[BEGIN Records supplied]

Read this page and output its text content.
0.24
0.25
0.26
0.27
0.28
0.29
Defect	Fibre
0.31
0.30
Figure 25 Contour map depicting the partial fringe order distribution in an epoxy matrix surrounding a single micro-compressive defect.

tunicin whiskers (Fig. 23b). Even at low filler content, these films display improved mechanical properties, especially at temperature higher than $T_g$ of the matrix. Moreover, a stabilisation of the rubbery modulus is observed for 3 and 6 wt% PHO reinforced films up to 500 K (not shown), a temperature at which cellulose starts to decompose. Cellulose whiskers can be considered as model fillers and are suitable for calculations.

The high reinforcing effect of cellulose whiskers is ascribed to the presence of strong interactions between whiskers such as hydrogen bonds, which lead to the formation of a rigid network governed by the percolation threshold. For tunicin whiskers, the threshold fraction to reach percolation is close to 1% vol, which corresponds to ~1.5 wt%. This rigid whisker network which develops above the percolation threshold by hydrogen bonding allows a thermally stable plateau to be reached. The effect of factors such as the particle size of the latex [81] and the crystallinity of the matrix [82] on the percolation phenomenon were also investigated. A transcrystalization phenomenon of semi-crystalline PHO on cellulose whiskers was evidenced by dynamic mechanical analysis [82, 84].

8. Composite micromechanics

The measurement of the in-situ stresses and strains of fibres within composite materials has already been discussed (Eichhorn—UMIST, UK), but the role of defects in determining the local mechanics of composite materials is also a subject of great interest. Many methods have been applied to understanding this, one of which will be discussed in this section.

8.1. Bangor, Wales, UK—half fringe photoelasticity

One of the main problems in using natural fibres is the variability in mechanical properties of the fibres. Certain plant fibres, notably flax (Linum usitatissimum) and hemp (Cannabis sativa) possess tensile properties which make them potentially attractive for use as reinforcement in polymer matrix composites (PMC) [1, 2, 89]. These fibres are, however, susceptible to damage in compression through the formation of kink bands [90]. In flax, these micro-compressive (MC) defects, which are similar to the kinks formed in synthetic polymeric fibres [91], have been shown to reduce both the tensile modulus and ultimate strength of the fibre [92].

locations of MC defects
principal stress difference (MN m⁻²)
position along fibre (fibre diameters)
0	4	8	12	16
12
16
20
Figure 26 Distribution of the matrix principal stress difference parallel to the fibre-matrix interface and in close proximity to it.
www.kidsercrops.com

[END Records supplied]

**Given problem**. Restate each entry exactly, skipping none.

**Exercise result**.
Read this page and output its text content.
0.24
0.25
0.26
0.27
0.28
0.29
Defect	Fibre
0.31
0.30
Figure 25 Contour map depicting the partial fringe order distribution in an epoxy matrix surrounding a single micro-compressive defect.

tunicin whiskers (Fig. 23b). Even at low filler content, these films display improved mechanical properties, especially at temperature higher than $T_g$ of the matrix. Moreover, a stabilisation of the rubbery modulus is observed for 3 and 6 wt% PHO reinforced films up to 500 K (not shown), a temperature at which cellulose starts to decompose. Cellulose whiskers can be considered as model fillers and are suitable for calculations.

The high reinforcing effect of cellulose whiskers is ascribed to the presence of strong interactions between whiskers such as hydrogen bonds, which lead to the formation of a rigid network governed by the percolation threshold. For tunicin whiskers, the threshold fraction to reach percolation is close to 1% vol, which corresponds to ~1.5 wt%. This rigid whisker network which develops above the percolation threshold by hydrogen bonding allows a thermally stable plateau to be reached. The effect of factors such as the particle size of the latex [81] and the crystallinity of the matrix [82] on the percolation phenomenon were also investigated. A transcrystalization phenomenon of semi-crystalline PHO on cellulose whiskers was evidenced by dynamic mechanical analysis [82, 84].

8. Composite micromechanics

The measurement of the in-situ stresses and strains of fibres within composite materials has already been discussed (Eichhorn—UMIST, UK), but the role of defects in determining the local mechanics of composite materials is also a subject of great interest. Many methods have been applied to understanding this, one of which will be discussed in this section.

8.1. Bangor, Wales, UK—half fringe photoelasticity

One of the main problems in using natural fibres is the variability in mechanical properties of the fibres. Certain plant fibres, notably flax (Linum usitatissimum) and hemp (Cannabis sativa) possess tensile properties which make them potentially attractive for use as reinforcement in polymer matrix composites (PMC) [1, 2, 89]. These fibres are, however, susceptible to damage in compression through the formation of kink bands [90]. In flax, these micro-compressive (MC) defects, which are similar to the kinks formed in synthetic polymeric fibres [91], have been shown to reduce both the tensile modulus and ultimate strength of the fibre [92].

locations of MC defects
principal stress difference (MN m⁻²)
position along fibre (fibre diameters)
0	4	8	12	16
12
16
20
Figure 26 Distribution of the matrix principal stress difference parallel to the fibre-matrix interface and in close proximity to it.
www.kidsercrops.com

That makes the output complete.